━━ Provided data ━━

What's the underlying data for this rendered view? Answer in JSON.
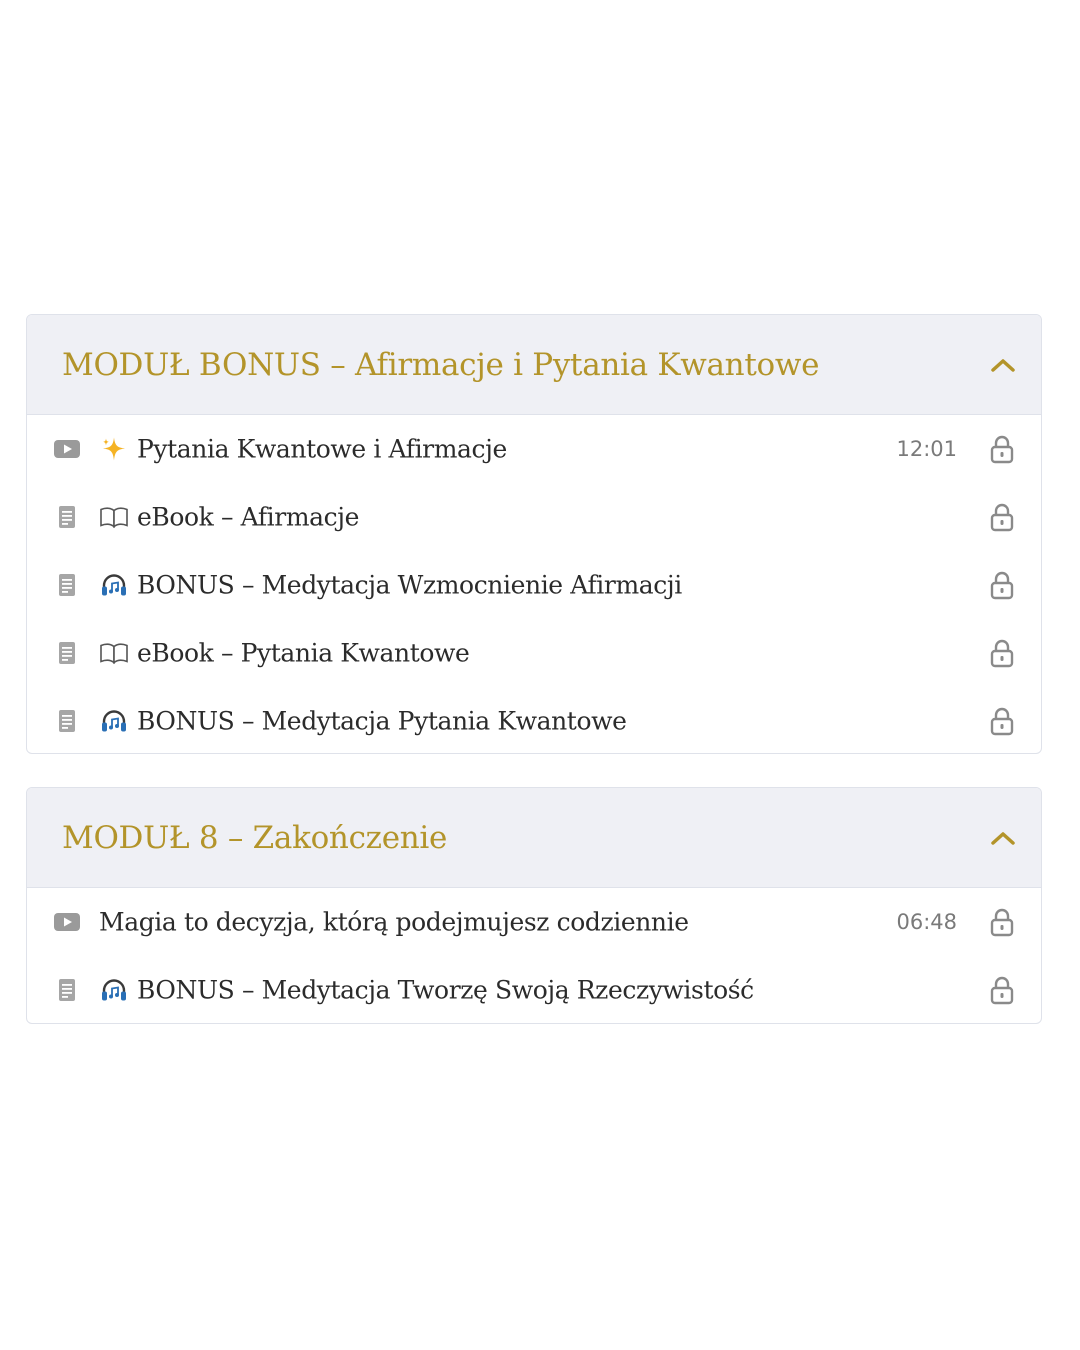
{
  "modules": [
    {
      "title": "MODUŁ BONUS – Afirmacje i Pytania Kwantowe",
      "lessons": [
        {
          "type": "video",
          "emoji": "sparkles",
          "title": "Pytania Kwantowe i Afirmacje",
          "duration": "12:01"
        },
        {
          "type": "document",
          "emoji": "book",
          "title": "eBook – Afirmacje",
          "duration": ""
        },
        {
          "type": "document",
          "emoji": "headphones",
          "title": "BONUS – Medytacja Wzmocnienie Afirmacji",
          "duration": ""
        },
        {
          "type": "document",
          "emoji": "book",
          "title": "eBook – Pytania Kwantowe",
          "duration": ""
        },
        {
          "type": "document",
          "emoji": "headphones",
          "title": "BONUS – Medytacja Pytania Kwantowe",
          "duration": ""
        }
      ]
    },
    {
      "title": "MODUŁ 8 – Zakończenie",
      "lessons": [
        {
          "type": "video",
          "emoji": "",
          "title": "Magia to decyzja, którą podejmujesz codziennie",
          "duration": "06:48"
        },
        {
          "type": "document",
          "emoji": "headphones",
          "title": "BONUS – Medytacja Tworzę Swoją Rzeczywistość",
          "duration": ""
        }
      ]
    }
  ],
  "icons": {
    "video": "play-icon",
    "document": "document-icon",
    "lock": "lock-icon",
    "chevron": "chevron-up-icon"
  },
  "colors": {
    "accent_gold": "#b3942a",
    "header_bg": "#eff0f5",
    "border": "#dfe2ea",
    "text": "#2b2b2b",
    "muted": "#7a7a7a",
    "icon_gray": "#9a9a9a"
  }
}
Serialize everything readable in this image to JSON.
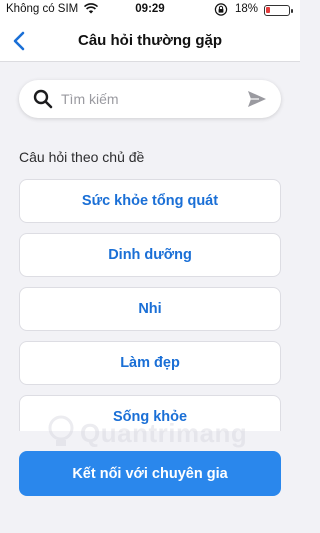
{
  "status_bar": {
    "carrier": "Không có SIM",
    "time": "09:29",
    "battery_text": "18%",
    "battery_level": 0.18,
    "battery_color": "#e23d3d",
    "icons": [
      "wifi-icon",
      "lock-rotation-icon",
      "battery-icon",
      "charging-icon"
    ]
  },
  "nav": {
    "title": "Câu hỏi thường gặp",
    "back_icon": "chevron-left-icon"
  },
  "search": {
    "placeholder": "Tìm kiếm",
    "value": "",
    "icons": [
      "search-icon",
      "send-icon"
    ]
  },
  "section_title": "Câu hỏi theo chủ đề",
  "topics": [
    {
      "label": "Sức khỏe tổng quát"
    },
    {
      "label": "Dinh dưỡng"
    },
    {
      "label": "Nhi"
    },
    {
      "label": "Làm đẹp"
    },
    {
      "label": "Sống khỏe"
    }
  ],
  "watermark": "Quantrimang",
  "cta": {
    "label": "Kết nối với chuyên gia"
  },
  "colors": {
    "accent": "#2a87ec",
    "topic_text": "#1a6fd6",
    "background": "#f2f2f6"
  }
}
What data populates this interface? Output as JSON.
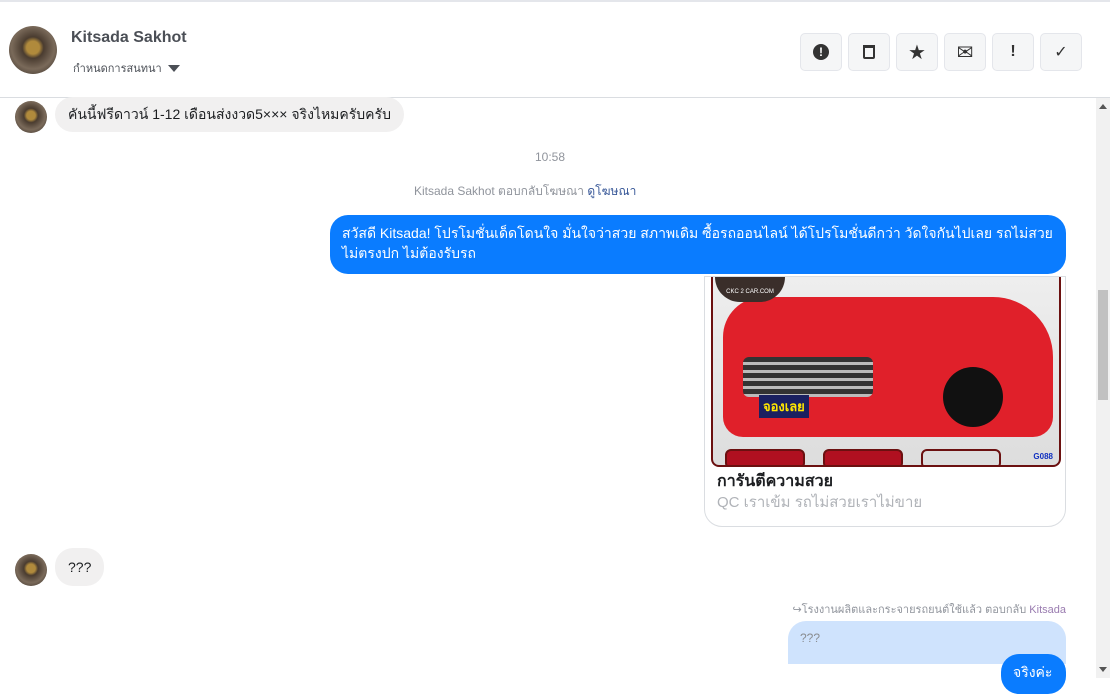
{
  "header": {
    "name": "Kitsada Sakhot",
    "subtitle": "กำหนดการสนทนา",
    "tools": [
      {
        "icon": "alert-circle-icon",
        "glyph": "❗"
      },
      {
        "icon": "trash-icon",
        "glyph": "🗑"
      },
      {
        "icon": "star-icon",
        "glyph": "★"
      },
      {
        "icon": "envelope-icon",
        "glyph": "✉"
      },
      {
        "icon": "exclamation-icon",
        "glyph": "!"
      },
      {
        "icon": "check-icon",
        "glyph": "✓"
      }
    ]
  },
  "messages": {
    "incoming1": "คันนี้ฟรีดาวน์ 1-12 เดือนส่งงวด5××× จริงไหมครับครับ",
    "time": "10:58",
    "ad_reply_prefix": "Kitsada Sakhot ตอบกลับโฆษณา",
    "ad_reply_link": "ดูโฆษณา",
    "outgoing1": "สวัสดี Kitsada! โปรโมชั่นเด็ดโดนใจ มั่นใจว่าสวย สภาพเดิม ซื้อรถออนไลน์ ได้โปรโมชั่นดีกว่า วัดใจกันไปเลย รถไม่สวย ไม่ตรงปก ไม่ต้องรับรถ",
    "card": {
      "logo": "CKC 2 CAR.COM",
      "badge": "จองเลย",
      "code": "G088",
      "title": "การันตีความสวย",
      "description": "QC เราเข้ม รถไม่สวยเราไม่ขาย"
    },
    "incoming2": "???",
    "forward_note": "โรงงานผลิตและกระจายรถยนต์ใช้แล้ว ตอบกลับ",
    "forward_name": "Kitsada",
    "quoted": "???",
    "reply": "จริงค่ะ"
  }
}
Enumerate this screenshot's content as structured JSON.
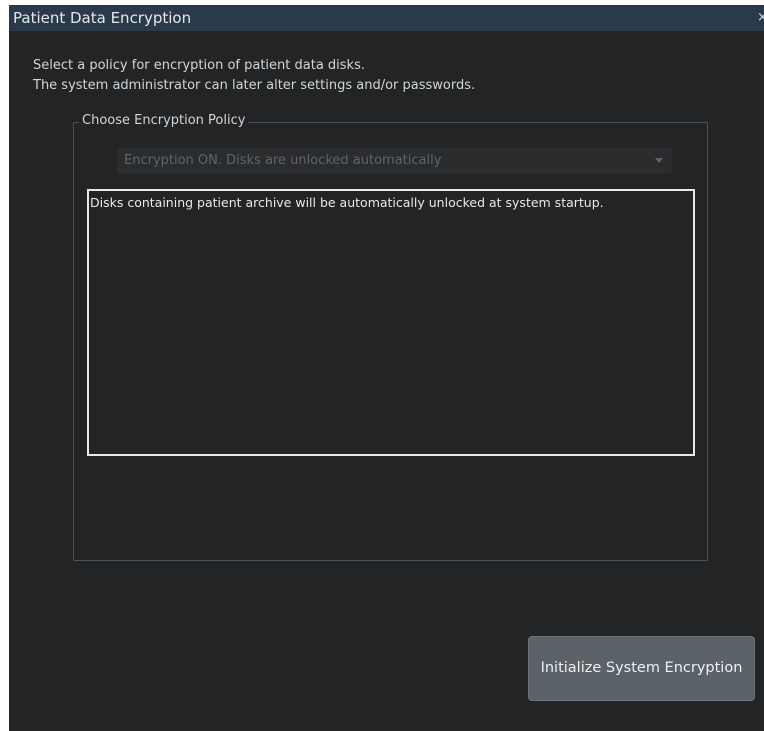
{
  "window": {
    "title": "Patient Data Encryption",
    "close_glyph": "×"
  },
  "intro": {
    "line1": "Select a policy for encryption of patient data disks.",
    "line2": "The system administrator can later alter settings and/or passwords."
  },
  "policy_group": {
    "legend": "Choose Encryption Policy",
    "selected_policy": "Encryption ON. Disks are unlocked automatically",
    "dropdown_icon": "chevron-down-icon",
    "description": "Disks containing patient archive will be automatically unlocked at system startup."
  },
  "actions": {
    "initialize_label": "Initialize System Encryption"
  },
  "colors": {
    "window_bg": "#232425",
    "titlebar_bg": "#2b3a4a",
    "button_bg": "#5b6268",
    "disabled_text": "#5f6468"
  }
}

━━━

What the exercise asks: Quote the full listing above word for word; exclude every picture from the copy.

The reply:
What's the underlying data for this rendered view? Answer in JSON.
{
  "modules": [
    {
      "title": "MODUŁ BONUS – Afirmacje i Pytania Kwantowe",
      "lessons": [
        {
          "type": "video",
          "emoji": "sparkles",
          "title": "Pytania Kwantowe i Afirmacje",
          "duration": "12:01"
        },
        {
          "type": "document",
          "emoji": "book",
          "title": "eBook – Afirmacje",
          "duration": ""
        },
        {
          "type": "document",
          "emoji": "headphones",
          "title": "BONUS – Medytacja Wzmocnienie Afirmacji",
          "duration": ""
        },
        {
          "type": "document",
          "emoji": "book",
          "title": "eBook – Pytania Kwantowe",
          "duration": ""
        },
        {
          "type": "document",
          "emoji": "headphones",
          "title": "BONUS – Medytacja Pytania Kwantowe",
          "duration": ""
        }
      ]
    },
    {
      "title": "MODUŁ 8 – Zakończenie",
      "lessons": [
        {
          "type": "video",
          "emoji": "",
          "title": "Magia to decyzja, którą podejmujesz codziennie",
          "duration": "06:48"
        },
        {
          "type": "document",
          "emoji": "headphones",
          "title": "BONUS – Medytacja Tworzę Swoją Rzeczywistość",
          "duration": ""
        }
      ]
    }
  ],
  "icons": {
    "video": "play-icon",
    "document": "document-icon",
    "lock": "lock-icon",
    "chevron": "chevron-up-icon"
  },
  "colors": {
    "accent_gold": "#b3942a",
    "header_bg": "#eff0f5",
    "border": "#dfe2ea",
    "text": "#2b2b2b",
    "muted": "#7a7a7a",
    "icon_gray": "#9a9a9a"
  }
}
Serialize everything readable in this image to JSON.
{
  "status_bar": {
    "carrier": "Không có SIM",
    "time": "09:29",
    "battery_text": "18%",
    "battery_level": 0.18,
    "battery_color": "#e23d3d",
    "icons": [
      "wifi-icon",
      "lock-rotation-icon",
      "battery-icon",
      "charging-icon"
    ]
  },
  "nav": {
    "title": "Câu hỏi thường gặp",
    "back_icon": "chevron-left-icon"
  },
  "search": {
    "placeholder": "Tìm kiếm",
    "value": "",
    "icons": [
      "search-icon",
      "send-icon"
    ]
  },
  "section_title": "Câu hỏi theo chủ đề",
  "topics": [
    {
      "label": "Sức khỏe tổng quát"
    },
    {
      "label": "Dinh dưỡng"
    },
    {
      "label": "Nhi"
    },
    {
      "label": "Làm đẹp"
    },
    {
      "label": "Sống khỏe"
    }
  ],
  "watermark": "Quantrimang",
  "cta": {
    "label": "Kết nối với chuyên gia"
  },
  "colors": {
    "accent": "#2a87ec",
    "topic_text": "#1a6fd6",
    "background": "#f2f2f6"
  }
}
What data populates this interface? Output as JSON.
{
  "header": {
    "name": "Kitsada Sakhot",
    "subtitle": "กำหนดการสนทนา",
    "tools": [
      {
        "icon": "alert-circle-icon",
        "glyph": "❗"
      },
      {
        "icon": "trash-icon",
        "glyph": "🗑"
      },
      {
        "icon": "star-icon",
        "glyph": "★"
      },
      {
        "icon": "envelope-icon",
        "glyph": "✉"
      },
      {
        "icon": "exclamation-icon",
        "glyph": "!"
      },
      {
        "icon": "check-icon",
        "glyph": "✓"
      }
    ]
  },
  "messages": {
    "incoming1": "คันนี้ฟรีดาวน์ 1-12 เดือนส่งงวด5××× จริงไหมครับครับ",
    "time": "10:58",
    "ad_reply_prefix": "Kitsada Sakhot ตอบกลับโฆษณา",
    "ad_reply_link": "ดูโฆษณา",
    "outgoing1": "สวัสดี Kitsada! โปรโมชั่นเด็ดโดนใจ มั่นใจว่าสวย สภาพเดิม ซื้อรถออนไลน์ ได้โปรโมชั่นดีกว่า วัดใจกันไปเลย รถไม่สวย ไม่ตรงปก ไม่ต้องรับรถ",
    "card": {
      "logo": "CKC 2 CAR.COM",
      "badge": "จองเลย",
      "code": "G088",
      "title": "การันตีความสวย",
      "description": "QC เราเข้ม รถไม่สวยเราไม่ขาย"
    },
    "incoming2": "???",
    "forward_note": "โรงงานผลิตและกระจายรถยนต์ใช้แล้ว ตอบกลับ",
    "forward_name": "Kitsada",
    "quoted": "???",
    "reply": "จริงค่ะ"
  }
}
Enumerate this screenshot's content as structured JSON.
{
  "window": {
    "title": "Patient Data Encryption",
    "close_glyph": "×"
  },
  "intro": {
    "line1": "Select a policy for encryption of patient data disks.",
    "line2": "The system administrator can later alter settings and/or passwords."
  },
  "policy_group": {
    "legend": "Choose Encryption Policy",
    "selected_policy": "Encryption ON. Disks are unlocked automatically",
    "dropdown_icon": "chevron-down-icon",
    "description": "Disks containing patient archive will be automatically unlocked at system startup."
  },
  "actions": {
    "initialize_label": "Initialize System Encryption"
  },
  "colors": {
    "window_bg": "#232425",
    "titlebar_bg": "#2b3a4a",
    "button_bg": "#5b6268",
    "disabled_text": "#5f6468"
  }
}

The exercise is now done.